### THE TASK
Look through the data below. Pick out the lines holding the string "Crashes".

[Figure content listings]
"""

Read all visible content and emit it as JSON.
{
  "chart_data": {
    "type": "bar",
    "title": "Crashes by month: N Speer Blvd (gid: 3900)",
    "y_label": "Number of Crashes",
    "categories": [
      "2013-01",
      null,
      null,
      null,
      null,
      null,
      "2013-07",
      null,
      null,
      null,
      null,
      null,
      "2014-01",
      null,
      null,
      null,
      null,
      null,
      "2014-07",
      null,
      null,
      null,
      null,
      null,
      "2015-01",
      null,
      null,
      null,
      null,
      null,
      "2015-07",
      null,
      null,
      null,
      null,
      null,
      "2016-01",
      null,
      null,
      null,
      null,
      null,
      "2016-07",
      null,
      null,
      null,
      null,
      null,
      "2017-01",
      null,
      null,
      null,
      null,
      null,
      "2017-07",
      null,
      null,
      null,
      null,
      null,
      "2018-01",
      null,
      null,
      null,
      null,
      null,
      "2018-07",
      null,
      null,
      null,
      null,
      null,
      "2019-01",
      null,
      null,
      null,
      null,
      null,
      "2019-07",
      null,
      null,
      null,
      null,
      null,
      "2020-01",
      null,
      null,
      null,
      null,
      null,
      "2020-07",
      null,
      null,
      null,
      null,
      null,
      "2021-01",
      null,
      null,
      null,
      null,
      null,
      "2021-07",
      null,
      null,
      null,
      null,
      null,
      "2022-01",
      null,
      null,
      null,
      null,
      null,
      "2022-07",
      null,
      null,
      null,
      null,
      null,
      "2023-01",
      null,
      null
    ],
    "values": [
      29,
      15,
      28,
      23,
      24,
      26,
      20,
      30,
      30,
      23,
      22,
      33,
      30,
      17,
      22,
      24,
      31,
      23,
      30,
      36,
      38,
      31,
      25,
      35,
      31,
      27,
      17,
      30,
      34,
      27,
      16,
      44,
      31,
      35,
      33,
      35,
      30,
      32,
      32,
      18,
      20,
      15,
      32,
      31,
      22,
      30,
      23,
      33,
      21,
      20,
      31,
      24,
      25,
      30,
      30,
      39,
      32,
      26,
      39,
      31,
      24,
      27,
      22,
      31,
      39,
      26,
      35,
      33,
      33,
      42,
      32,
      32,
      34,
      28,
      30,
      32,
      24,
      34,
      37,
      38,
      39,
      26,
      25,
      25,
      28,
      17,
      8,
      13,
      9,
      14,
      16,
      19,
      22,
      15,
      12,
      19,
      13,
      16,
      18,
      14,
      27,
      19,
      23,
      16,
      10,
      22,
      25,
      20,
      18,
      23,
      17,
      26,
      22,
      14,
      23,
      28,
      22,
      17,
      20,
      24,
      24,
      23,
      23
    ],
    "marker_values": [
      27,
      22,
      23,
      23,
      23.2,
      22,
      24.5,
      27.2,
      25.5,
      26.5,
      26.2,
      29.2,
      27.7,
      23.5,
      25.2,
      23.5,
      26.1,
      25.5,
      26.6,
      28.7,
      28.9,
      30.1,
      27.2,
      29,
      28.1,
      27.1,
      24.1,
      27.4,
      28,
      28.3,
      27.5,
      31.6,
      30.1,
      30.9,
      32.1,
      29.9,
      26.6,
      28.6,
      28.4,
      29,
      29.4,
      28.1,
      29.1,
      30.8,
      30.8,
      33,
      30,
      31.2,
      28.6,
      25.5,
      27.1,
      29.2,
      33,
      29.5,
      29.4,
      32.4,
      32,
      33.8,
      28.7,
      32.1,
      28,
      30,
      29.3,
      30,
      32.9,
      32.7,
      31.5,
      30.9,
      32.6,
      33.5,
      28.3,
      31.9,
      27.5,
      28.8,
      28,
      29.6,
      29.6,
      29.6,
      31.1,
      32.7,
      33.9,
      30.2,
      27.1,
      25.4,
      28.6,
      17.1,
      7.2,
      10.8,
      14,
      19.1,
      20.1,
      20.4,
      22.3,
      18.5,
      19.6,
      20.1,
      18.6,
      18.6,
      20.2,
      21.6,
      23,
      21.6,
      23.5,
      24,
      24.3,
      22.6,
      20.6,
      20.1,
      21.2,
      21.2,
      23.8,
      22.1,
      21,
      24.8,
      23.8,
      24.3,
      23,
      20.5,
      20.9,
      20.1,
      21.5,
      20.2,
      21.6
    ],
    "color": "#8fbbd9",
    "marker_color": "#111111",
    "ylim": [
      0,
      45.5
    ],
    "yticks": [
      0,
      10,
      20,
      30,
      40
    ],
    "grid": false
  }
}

"""

### RESULT BELOW
    "title": "Crashes by month: N Speer Blvd (gid: 3900)",
    "y_label": "Number of Crashes",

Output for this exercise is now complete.